--- EXERCISE PASSAGE Enclosed Below ---

But woe to you who are rich,
for you have received your consolation.Woe to you who are full now,
for you will be hungry.Woe to you who are laughing now,
for you will mourn and weep.Woe to you when all speak well of you,
for that is what their ancestors did to the false prophets.
Jesus’ words here are both simple and infinitely complex — surely cause for meditation over the course of a lifetime. Likewise, the conferring of blessing throughout the biblical narrative is complex. A blessing is never just a bunch of free stuff God drops down the chimney for eldest sons and chosen people; rather it’s a granting of responsibility and the mysterious overflow that results from the faithful acceptance of that responsibility.

--- End of Enclosed EXERCISE PASSAGE ---
--- DATA LISTING Enclosed Below ---

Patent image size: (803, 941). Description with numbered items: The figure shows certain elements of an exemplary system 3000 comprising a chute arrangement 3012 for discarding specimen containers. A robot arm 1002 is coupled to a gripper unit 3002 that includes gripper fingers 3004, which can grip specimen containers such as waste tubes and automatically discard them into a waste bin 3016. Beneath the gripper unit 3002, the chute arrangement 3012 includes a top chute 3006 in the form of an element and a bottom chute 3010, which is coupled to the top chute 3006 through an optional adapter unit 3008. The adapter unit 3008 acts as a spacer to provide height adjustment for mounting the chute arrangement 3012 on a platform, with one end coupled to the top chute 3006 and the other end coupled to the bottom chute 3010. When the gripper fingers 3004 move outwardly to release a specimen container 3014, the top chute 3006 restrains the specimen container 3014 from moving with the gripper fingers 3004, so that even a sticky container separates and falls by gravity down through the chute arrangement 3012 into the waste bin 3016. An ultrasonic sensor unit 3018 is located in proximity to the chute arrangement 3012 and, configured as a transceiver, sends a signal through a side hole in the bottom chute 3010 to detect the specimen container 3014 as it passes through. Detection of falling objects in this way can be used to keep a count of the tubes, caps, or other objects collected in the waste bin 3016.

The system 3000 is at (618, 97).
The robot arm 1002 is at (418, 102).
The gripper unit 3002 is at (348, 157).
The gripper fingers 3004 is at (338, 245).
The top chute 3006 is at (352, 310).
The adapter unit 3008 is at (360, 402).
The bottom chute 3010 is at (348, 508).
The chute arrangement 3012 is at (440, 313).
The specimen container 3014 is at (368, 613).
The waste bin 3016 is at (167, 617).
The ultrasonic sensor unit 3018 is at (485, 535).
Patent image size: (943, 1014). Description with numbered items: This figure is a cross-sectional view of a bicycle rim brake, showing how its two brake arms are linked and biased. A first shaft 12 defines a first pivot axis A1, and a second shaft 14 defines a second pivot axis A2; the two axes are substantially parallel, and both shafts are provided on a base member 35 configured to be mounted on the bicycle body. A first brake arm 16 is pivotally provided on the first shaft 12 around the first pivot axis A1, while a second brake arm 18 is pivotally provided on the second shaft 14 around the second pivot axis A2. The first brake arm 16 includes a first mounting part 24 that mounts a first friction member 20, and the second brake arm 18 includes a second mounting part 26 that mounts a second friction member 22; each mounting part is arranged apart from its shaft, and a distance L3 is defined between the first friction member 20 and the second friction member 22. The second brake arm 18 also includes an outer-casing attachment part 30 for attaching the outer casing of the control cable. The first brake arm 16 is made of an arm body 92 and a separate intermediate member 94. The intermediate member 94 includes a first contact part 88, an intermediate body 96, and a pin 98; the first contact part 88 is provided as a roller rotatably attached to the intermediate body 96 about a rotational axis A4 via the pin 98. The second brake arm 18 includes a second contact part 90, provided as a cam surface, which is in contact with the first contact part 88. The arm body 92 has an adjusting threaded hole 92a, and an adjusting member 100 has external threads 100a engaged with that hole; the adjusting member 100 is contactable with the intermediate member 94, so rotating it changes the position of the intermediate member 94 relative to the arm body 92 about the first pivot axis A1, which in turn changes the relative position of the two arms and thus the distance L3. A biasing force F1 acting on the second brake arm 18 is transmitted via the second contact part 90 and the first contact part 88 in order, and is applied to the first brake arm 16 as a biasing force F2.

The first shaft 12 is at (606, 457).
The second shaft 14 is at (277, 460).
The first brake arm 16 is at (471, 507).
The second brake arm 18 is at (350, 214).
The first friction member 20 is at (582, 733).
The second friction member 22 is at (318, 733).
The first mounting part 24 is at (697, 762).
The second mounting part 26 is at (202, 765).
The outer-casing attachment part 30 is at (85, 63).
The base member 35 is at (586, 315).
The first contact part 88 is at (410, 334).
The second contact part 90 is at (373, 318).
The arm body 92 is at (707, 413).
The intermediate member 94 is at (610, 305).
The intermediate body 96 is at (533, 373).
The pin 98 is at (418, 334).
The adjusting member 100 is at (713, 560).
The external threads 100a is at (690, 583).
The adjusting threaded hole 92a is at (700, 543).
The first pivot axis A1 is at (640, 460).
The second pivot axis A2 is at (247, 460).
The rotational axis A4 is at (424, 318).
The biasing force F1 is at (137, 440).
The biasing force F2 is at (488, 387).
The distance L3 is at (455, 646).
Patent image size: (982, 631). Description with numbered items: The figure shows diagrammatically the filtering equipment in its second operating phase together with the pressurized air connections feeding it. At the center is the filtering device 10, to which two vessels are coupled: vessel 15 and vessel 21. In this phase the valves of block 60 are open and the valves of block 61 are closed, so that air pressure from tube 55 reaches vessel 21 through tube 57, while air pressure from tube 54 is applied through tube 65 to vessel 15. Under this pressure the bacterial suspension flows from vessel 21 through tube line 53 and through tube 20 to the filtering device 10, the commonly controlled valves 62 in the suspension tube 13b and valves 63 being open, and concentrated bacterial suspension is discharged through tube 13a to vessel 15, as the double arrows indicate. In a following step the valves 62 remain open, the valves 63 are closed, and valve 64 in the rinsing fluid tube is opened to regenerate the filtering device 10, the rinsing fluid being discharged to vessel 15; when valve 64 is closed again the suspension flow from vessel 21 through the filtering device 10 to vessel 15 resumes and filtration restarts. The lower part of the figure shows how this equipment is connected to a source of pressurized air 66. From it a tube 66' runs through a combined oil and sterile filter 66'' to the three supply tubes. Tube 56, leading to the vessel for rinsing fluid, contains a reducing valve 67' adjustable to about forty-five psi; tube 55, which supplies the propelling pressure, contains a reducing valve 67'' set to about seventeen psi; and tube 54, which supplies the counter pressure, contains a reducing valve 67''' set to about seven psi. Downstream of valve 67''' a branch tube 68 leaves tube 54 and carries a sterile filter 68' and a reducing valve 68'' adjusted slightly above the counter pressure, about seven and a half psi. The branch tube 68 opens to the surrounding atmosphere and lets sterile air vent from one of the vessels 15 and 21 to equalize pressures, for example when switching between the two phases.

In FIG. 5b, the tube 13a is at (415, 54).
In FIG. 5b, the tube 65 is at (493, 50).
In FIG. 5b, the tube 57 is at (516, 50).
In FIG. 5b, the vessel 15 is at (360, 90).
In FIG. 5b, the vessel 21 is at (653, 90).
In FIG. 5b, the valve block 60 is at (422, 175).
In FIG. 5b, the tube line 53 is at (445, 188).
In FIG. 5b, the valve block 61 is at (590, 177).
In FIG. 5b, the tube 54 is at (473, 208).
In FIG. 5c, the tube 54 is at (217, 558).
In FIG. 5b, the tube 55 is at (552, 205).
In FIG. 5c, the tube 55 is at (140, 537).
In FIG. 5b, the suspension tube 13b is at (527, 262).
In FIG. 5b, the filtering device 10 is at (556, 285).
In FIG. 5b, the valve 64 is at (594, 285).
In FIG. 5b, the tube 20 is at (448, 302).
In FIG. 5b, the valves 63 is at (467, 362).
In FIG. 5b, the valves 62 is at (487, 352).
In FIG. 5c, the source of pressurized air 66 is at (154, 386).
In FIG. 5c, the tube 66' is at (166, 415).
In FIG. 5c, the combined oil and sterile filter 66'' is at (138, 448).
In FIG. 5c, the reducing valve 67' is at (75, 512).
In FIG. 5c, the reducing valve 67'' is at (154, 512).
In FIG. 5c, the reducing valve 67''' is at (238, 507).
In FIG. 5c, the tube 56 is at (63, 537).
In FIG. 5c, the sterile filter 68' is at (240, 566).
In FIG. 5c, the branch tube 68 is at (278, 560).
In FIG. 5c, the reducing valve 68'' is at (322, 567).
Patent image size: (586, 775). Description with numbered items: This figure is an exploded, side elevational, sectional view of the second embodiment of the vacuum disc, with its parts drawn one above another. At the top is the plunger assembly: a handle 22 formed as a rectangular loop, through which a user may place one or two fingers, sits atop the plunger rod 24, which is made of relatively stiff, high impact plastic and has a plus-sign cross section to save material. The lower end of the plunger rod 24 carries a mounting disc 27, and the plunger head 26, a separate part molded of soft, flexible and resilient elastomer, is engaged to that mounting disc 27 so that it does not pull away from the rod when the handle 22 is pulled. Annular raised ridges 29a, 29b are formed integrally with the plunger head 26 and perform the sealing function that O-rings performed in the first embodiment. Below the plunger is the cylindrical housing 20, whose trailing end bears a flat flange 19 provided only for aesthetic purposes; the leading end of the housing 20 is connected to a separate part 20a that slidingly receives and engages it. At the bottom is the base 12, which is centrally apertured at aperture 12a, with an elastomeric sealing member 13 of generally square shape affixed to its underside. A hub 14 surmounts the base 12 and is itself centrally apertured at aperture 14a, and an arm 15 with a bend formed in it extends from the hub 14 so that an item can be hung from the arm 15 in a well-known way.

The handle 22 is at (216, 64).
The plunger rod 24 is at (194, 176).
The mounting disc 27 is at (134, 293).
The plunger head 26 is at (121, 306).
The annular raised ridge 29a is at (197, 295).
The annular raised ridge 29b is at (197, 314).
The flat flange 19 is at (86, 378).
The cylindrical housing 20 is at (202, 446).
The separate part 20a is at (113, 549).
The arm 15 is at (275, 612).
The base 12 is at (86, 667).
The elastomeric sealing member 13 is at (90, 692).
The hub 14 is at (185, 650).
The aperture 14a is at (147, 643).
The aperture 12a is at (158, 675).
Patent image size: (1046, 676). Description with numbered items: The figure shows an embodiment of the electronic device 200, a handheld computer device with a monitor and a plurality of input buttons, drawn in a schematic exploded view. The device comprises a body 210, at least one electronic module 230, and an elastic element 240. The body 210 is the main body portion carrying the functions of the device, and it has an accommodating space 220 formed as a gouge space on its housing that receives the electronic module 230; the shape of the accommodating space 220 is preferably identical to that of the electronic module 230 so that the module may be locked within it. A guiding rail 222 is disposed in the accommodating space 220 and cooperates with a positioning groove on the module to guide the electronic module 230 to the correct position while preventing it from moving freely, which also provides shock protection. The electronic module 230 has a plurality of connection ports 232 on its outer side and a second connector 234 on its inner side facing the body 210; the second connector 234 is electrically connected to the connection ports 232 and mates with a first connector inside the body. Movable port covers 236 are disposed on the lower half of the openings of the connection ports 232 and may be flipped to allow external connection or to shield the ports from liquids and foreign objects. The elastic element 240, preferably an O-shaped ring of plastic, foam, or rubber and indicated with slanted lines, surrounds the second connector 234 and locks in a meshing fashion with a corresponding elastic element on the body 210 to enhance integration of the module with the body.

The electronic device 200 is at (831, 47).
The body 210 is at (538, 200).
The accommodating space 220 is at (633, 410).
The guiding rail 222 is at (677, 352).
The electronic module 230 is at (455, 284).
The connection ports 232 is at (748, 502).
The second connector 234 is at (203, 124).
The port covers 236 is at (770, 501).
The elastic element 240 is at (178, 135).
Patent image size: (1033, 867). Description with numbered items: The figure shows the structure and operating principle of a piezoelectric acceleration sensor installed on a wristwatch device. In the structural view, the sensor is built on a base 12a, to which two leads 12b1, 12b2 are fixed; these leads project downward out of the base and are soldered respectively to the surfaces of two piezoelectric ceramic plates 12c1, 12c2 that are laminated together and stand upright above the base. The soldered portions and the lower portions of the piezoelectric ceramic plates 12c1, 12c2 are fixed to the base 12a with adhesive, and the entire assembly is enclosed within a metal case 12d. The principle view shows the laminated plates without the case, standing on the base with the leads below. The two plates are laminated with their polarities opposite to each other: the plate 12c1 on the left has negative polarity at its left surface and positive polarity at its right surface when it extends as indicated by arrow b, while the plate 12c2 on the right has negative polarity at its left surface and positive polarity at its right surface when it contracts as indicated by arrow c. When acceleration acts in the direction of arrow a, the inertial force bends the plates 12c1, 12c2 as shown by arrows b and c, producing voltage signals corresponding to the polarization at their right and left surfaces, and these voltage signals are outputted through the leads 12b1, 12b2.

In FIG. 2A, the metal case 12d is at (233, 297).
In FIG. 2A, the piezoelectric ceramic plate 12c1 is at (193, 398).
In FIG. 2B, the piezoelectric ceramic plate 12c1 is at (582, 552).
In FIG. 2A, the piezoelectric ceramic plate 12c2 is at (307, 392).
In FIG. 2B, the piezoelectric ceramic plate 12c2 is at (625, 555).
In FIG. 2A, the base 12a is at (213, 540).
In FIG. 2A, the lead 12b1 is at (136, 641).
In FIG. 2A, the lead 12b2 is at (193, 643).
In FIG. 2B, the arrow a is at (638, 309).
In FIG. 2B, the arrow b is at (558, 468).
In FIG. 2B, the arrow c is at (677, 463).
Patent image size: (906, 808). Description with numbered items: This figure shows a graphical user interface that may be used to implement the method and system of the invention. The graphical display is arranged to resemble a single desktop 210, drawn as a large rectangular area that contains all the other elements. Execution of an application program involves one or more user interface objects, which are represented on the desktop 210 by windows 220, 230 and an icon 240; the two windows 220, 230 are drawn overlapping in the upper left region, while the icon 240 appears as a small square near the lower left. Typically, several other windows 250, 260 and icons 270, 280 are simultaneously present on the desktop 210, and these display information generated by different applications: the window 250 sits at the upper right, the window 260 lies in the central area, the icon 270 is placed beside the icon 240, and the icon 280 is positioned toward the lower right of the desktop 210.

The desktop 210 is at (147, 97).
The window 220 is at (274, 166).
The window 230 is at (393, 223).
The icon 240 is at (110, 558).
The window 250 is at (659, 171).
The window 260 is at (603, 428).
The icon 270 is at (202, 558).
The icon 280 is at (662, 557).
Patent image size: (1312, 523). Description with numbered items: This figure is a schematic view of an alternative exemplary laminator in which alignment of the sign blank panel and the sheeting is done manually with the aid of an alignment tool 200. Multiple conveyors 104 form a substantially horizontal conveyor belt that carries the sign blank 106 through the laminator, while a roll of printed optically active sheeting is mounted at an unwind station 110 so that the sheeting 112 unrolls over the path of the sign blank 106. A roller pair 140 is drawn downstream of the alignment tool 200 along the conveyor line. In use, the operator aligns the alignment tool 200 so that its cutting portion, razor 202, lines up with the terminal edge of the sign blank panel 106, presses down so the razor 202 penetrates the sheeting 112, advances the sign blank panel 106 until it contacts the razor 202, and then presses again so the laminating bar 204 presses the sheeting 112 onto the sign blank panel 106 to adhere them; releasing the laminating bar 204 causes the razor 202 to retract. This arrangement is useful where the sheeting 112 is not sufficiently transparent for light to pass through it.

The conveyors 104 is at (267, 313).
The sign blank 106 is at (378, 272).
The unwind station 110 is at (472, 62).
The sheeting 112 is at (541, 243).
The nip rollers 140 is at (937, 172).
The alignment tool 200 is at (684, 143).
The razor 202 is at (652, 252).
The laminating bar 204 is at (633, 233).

--- End of Enclosed DATA LISTING ---

WORK ITEM A ▸
Answer these about the passage:
(i) What will happen to those who are full now?
(ii) Whom did the ancestors treat the way the passage says people treat you when all speak well of you?
(iii) A blessing is a granting of what?
WORK ITEM B ▸
Rewrite the passage from "But woe to you" up to and including "the false prophets.", swapping "rich" for "wealthy".
The saved entries have no connection to the passage.

ANSWER A ▸
(i) They will be hungry.
(ii) The false prophets.
(iii) Responsibility.

ANSWER B ▸
But woe to you who are wealthy,
for you have received your consolation.Woe to you who are full now,
for you will be hungry.Woe to you who are laughing now,
for you will mourn and weep.Woe to you when all speak well of you,
for that is what their ancestors did to the false prophets.